• EXERCISE REQUIREMENTS: Which lines hold the word "показателя"? Copy each of them from the material.

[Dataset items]
+++

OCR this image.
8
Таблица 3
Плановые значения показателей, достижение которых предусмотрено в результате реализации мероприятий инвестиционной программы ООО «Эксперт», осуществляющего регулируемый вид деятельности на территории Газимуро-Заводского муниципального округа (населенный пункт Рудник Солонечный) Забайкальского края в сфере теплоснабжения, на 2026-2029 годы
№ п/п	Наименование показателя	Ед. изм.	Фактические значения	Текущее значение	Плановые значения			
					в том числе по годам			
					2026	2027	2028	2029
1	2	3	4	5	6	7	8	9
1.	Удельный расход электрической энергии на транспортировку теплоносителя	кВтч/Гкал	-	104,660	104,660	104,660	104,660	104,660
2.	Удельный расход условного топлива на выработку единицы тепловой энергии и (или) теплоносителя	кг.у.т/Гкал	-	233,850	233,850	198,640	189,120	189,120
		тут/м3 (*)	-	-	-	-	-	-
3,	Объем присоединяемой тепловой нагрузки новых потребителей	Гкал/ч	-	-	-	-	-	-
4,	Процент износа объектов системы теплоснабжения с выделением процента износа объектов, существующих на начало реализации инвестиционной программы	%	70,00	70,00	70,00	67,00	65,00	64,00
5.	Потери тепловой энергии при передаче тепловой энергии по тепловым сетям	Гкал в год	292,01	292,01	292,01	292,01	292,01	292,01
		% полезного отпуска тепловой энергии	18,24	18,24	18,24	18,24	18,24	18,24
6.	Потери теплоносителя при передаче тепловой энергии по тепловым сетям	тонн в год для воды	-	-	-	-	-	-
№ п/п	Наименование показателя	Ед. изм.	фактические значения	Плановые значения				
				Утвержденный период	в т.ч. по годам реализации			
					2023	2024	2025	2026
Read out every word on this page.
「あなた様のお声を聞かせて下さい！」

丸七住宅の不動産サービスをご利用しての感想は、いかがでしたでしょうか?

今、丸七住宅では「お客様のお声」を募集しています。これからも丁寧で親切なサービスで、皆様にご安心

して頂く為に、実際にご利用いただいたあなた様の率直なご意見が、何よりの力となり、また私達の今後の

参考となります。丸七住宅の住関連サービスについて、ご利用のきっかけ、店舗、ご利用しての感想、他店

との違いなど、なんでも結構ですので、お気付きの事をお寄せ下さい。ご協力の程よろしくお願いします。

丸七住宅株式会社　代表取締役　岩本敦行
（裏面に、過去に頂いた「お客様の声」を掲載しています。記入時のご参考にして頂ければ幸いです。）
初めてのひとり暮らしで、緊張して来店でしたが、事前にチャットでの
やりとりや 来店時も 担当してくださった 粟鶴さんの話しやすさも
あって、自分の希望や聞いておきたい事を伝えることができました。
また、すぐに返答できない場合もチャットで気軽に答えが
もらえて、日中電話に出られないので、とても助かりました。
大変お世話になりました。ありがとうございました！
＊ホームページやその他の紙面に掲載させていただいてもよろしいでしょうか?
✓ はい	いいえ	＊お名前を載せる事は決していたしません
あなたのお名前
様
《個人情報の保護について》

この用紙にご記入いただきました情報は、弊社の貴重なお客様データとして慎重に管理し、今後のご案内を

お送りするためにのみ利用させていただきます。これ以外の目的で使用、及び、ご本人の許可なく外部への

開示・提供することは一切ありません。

+++

• EXERCISE RESULT:
№ п/п	Наименование показателя	Ед. изм.	Фактические значения	Текущее значение	Плановые значения			
№ п/п	Наименование показателя	Ед. изм.	фактические значения	Плановые значения				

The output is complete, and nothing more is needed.